_Short problem_
In the entries below, find every line holding the string "this" and collect it.

[Data records]
_____
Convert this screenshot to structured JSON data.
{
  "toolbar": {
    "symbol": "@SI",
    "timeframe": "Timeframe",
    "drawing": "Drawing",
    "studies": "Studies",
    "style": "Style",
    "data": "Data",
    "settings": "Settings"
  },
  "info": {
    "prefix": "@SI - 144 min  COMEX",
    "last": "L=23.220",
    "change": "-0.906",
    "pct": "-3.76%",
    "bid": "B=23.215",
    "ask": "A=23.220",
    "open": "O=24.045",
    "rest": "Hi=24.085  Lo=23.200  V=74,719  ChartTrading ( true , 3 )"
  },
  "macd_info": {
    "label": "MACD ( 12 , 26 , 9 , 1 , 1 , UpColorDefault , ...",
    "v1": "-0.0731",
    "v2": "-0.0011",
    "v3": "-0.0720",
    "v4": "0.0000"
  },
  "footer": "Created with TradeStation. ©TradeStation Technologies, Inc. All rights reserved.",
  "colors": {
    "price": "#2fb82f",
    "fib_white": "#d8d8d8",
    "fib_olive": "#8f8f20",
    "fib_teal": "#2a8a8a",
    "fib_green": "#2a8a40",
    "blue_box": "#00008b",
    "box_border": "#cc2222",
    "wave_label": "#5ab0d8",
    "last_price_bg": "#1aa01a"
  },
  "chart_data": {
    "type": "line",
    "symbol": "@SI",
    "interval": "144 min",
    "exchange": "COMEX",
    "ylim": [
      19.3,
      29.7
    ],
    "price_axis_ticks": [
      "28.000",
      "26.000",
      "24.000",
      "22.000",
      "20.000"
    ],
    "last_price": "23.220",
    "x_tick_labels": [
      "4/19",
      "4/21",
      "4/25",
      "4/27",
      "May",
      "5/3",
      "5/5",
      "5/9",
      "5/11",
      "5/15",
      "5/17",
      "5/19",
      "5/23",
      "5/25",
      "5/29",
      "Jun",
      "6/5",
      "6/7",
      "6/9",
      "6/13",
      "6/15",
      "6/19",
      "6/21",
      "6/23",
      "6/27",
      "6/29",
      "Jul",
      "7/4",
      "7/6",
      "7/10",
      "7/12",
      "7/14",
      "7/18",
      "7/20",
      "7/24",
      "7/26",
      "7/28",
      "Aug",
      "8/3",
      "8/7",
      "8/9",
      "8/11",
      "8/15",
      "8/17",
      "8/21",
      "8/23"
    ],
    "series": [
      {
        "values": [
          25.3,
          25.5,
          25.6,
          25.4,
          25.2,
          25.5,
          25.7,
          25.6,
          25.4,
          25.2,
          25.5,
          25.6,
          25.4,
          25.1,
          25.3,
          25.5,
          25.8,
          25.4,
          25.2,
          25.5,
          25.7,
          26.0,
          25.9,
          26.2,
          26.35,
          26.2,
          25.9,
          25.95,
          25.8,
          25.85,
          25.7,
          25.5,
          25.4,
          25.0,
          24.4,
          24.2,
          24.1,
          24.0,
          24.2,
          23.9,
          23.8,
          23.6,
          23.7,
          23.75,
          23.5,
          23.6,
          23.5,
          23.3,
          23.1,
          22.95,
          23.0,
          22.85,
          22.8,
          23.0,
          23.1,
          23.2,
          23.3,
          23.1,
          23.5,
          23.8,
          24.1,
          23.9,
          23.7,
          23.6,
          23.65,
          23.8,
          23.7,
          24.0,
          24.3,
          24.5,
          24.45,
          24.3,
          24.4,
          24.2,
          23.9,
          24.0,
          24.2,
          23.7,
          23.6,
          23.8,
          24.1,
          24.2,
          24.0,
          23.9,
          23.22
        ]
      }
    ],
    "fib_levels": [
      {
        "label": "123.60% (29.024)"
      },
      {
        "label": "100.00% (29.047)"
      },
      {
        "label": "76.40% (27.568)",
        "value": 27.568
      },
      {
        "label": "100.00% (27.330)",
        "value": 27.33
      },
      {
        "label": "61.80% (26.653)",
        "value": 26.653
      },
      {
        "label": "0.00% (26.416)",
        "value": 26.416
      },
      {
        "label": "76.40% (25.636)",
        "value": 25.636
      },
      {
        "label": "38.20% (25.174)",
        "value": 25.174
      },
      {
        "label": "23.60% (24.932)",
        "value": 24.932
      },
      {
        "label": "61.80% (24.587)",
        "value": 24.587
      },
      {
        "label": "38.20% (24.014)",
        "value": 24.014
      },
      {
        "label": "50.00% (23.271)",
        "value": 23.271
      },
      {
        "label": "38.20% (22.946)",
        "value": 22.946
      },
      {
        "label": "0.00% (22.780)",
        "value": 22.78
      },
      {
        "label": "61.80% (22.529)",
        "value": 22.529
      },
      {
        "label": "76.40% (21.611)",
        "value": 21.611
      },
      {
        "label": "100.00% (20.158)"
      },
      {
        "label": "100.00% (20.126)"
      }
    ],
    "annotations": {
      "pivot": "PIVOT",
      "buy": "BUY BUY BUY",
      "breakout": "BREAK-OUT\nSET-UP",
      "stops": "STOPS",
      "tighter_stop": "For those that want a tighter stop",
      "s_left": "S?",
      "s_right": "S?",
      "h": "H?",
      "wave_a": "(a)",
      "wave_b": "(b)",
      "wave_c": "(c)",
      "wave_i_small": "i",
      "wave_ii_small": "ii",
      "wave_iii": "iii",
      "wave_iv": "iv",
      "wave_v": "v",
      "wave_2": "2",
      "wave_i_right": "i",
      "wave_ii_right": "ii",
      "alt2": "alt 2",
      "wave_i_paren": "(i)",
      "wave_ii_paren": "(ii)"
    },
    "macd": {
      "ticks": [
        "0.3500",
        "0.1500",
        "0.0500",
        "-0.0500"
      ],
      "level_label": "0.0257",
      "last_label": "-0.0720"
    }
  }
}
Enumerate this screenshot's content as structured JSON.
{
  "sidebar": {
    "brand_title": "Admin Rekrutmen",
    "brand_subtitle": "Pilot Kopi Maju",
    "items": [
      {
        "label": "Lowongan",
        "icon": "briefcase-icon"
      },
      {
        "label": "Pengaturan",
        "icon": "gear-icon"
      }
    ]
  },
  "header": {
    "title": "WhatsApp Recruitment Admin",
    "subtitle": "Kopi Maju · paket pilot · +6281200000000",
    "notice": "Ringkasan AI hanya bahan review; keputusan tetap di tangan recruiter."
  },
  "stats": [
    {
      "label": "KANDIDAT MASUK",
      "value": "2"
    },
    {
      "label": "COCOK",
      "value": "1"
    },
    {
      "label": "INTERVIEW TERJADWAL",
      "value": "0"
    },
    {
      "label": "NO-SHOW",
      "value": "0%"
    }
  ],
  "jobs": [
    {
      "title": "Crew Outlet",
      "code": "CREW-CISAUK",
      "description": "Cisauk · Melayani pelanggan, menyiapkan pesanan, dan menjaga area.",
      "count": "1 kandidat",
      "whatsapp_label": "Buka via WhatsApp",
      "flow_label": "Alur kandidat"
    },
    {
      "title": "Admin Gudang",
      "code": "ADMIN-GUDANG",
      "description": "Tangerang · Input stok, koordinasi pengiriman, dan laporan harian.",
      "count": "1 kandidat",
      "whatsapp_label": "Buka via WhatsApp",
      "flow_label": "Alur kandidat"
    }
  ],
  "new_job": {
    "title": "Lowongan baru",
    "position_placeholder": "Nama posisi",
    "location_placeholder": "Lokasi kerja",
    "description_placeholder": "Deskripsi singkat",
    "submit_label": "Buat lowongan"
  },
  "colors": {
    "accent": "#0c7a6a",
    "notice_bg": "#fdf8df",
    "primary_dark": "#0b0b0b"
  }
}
_____
_Exercise solution_
Convert this screenshot to structured JSON data.
Enumerate this screenshot's content as structured JSON.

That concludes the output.